(Entries taken from a collection)
^^^^^^^^

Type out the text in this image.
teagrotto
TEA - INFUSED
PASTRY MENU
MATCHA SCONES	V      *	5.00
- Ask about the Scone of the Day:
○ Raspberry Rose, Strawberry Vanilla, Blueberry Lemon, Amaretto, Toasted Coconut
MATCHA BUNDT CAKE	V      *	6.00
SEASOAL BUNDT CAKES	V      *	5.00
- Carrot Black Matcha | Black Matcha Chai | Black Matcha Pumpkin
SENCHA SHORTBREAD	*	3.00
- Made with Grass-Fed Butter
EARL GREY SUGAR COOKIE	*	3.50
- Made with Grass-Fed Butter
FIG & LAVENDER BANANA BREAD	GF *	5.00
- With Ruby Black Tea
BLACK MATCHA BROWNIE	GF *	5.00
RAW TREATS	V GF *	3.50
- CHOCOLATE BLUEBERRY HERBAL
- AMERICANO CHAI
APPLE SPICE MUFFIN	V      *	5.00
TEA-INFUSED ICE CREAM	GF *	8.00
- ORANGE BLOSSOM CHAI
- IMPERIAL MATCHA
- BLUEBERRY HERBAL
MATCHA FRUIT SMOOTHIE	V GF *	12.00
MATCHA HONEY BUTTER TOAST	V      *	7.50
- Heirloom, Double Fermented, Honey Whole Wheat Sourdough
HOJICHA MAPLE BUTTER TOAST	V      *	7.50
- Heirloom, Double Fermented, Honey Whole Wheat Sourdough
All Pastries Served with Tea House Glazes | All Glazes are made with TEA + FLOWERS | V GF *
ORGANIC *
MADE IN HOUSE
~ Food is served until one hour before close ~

^^^^^^^^

> _Directive_:
Repeat the entries shown above, every one, word for word.

> _Finished answer_:
Type out the text in this image.
teagrotto
TEA - INFUSED
PASTRY MENU
MATCHA SCONES	V      *	5.00
- Ask about the Scone of the Day:
○ Raspberry Rose, Strawberry Vanilla, Blueberry Lemon, Amaretto, Toasted Coconut
MATCHA BUNDT CAKE	V      *	6.00
SEASOAL BUNDT CAKES	V      *	5.00
- Carrot Black Matcha | Black Matcha Chai | Black Matcha Pumpkin
SENCHA SHORTBREAD	*	3.00
- Made with Grass-Fed Butter
EARL GREY SUGAR COOKIE	*	3.50
- Made with Grass-Fed Butter
FIG & LAVENDER BANANA BREAD	GF *	5.00
- With Ruby Black Tea
BLACK MATCHA BROWNIE	GF *	5.00
RAW TREATS	V GF *	3.50
- CHOCOLATE BLUEBERRY HERBAL
- AMERICANO CHAI
APPLE SPICE MUFFIN	V      *	5.00
TEA-INFUSED ICE CREAM	GF *	8.00
- ORANGE BLOSSOM CHAI
- IMPERIAL MATCHA
- BLUEBERRY HERBAL
MATCHA FRUIT SMOOTHIE	V GF *	12.00
MATCHA HONEY BUTTER TOAST	V      *	7.50
- Heirloom, Double Fermented, Honey Whole Wheat Sourdough
HOJICHA MAPLE BUTTER TOAST	V      *	7.50
- Heirloom, Double Fermented, Honey Whole Wheat Sourdough
All Pastries Served with Tea House Glazes | All Glazes are made with TEA + FLOWERS | V GF *
ORGANIC *
MADE IN HOUSE
~ Food is served until one hour before close ~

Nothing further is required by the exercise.